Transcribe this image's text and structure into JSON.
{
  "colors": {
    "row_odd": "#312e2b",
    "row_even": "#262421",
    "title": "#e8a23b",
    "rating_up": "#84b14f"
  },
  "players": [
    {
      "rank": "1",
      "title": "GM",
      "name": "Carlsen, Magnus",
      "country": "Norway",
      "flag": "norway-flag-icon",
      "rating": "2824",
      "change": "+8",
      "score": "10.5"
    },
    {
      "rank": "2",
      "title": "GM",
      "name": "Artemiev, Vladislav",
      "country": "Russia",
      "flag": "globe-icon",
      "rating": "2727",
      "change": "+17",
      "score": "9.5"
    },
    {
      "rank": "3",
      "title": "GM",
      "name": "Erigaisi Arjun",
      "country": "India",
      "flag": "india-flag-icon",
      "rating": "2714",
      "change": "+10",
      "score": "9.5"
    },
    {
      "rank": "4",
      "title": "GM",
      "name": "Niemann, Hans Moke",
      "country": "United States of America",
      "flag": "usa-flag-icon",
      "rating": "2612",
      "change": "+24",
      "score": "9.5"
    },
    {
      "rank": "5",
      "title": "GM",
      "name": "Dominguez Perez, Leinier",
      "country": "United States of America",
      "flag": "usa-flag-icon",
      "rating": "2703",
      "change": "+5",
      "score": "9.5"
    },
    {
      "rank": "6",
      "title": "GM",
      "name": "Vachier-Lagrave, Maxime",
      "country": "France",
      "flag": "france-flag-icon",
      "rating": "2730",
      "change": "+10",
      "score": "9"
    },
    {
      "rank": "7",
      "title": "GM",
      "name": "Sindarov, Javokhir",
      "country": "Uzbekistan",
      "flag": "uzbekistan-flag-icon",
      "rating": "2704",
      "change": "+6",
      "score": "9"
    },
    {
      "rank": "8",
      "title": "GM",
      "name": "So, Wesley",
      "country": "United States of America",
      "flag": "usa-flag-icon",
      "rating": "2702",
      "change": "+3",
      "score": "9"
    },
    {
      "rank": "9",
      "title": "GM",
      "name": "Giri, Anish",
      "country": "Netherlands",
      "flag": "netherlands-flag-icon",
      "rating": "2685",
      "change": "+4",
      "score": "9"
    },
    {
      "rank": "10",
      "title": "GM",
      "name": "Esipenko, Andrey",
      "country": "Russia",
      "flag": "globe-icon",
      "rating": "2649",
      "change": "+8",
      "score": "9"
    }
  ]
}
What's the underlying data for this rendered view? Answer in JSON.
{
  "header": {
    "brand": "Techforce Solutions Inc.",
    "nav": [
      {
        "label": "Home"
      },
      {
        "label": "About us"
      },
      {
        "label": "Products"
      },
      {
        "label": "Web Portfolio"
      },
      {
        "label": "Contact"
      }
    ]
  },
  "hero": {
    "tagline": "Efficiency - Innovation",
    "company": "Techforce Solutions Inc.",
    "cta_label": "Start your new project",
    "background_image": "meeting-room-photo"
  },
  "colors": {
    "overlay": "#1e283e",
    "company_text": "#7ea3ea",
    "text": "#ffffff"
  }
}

Brief ::
Output all of the data again. Match it exactly.

Written answer ::
Transcribe this image's text and structure into JSON.
{
  "colors": {
    "row_odd": "#312e2b",
    "row_even": "#262421",
    "title": "#e8a23b",
    "rating_up": "#84b14f"
  },
  "players": [
    {
      "rank": "1",
      "title": "GM",
      "name": "Carlsen, Magnus",
      "country": "Norway",
      "flag": "norway-flag-icon",
      "rating": "2824",
      "change": "+8",
      "score": "10.5"
    },
    {
      "rank": "2",
      "title": "GM",
      "name": "Artemiev, Vladislav",
      "country": "Russia",
      "flag": "globe-icon",
      "rating": "2727",
      "change": "+17",
      "score": "9.5"
    },
    {
      "rank": "3",
      "title": "GM",
      "name": "Erigaisi Arjun",
      "country": "India",
      "flag": "india-flag-icon",
      "rating": "2714",
      "change": "+10",
      "score": "9.5"
    },
    {
      "rank": "4",
      "title": "GM",
      "name": "Niemann, Hans Moke",
      "country": "United States of America",
      "flag": "usa-flag-icon",
      "rating": "2612",
      "change": "+24",
      "score": "9.5"
    },
    {
      "rank": "5",
      "title": "GM",
      "name": "Dominguez Perez, Leinier",
      "country": "United States of America",
      "flag": "usa-flag-icon",
      "rating": "2703",
      "change": "+5",
      "score": "9.5"
    },
    {
      "rank": "6",
      "title": "GM",
      "name": "Vachier-Lagrave, Maxime",
      "country": "France",
      "flag": "france-flag-icon",
      "rating": "2730",
      "change": "+10",
      "score": "9"
    },
    {
      "rank": "7",
      "title": "GM",
      "name": "Sindarov, Javokhir",
      "country": "Uzbekistan",
      "flag": "uzbekistan-flag-icon",
      "rating": "2704",
      "change": "+6",
      "score": "9"
    },
    {
      "rank": "8",
      "title": "GM",
      "name": "So, Wesley",
      "country": "United States of America",
      "flag": "usa-flag-icon",
      "rating": "2702",
      "change": "+3",
      "score": "9"
    },
    {
      "rank": "9",
      "title": "GM",
      "name": "Giri, Anish",
      "country": "Netherlands",
      "flag": "netherlands-flag-icon",
      "rating": "2685",
      "change": "+4",
      "score": "9"
    },
    {
      "rank": "10",
      "title": "GM",
      "name": "Esipenko, Andrey",
      "country": "Russia",
      "flag": "globe-icon",
      "rating": "2649",
      "change": "+8",
      "score": "9"
    }
  ]
}
What's the underlying data for this rendered view? Answer in JSON.
{
  "header": {
    "brand": "Techforce Solutions Inc.",
    "nav": [
      {
        "label": "Home"
      },
      {
        "label": "About us"
      },
      {
        "label": "Products"
      },
      {
        "label": "Web Portfolio"
      },
      {
        "label": "Contact"
      }
    ]
  },
  "hero": {
    "tagline": "Efficiency - Innovation",
    "company": "Techforce Solutions Inc.",
    "cta_label": "Start your new project",
    "background_image": "meeting-room-photo"
  },
  "colors": {
    "overlay": "#1e283e",
    "company_text": "#7ea3ea",
    "text": "#ffffff"
  }
}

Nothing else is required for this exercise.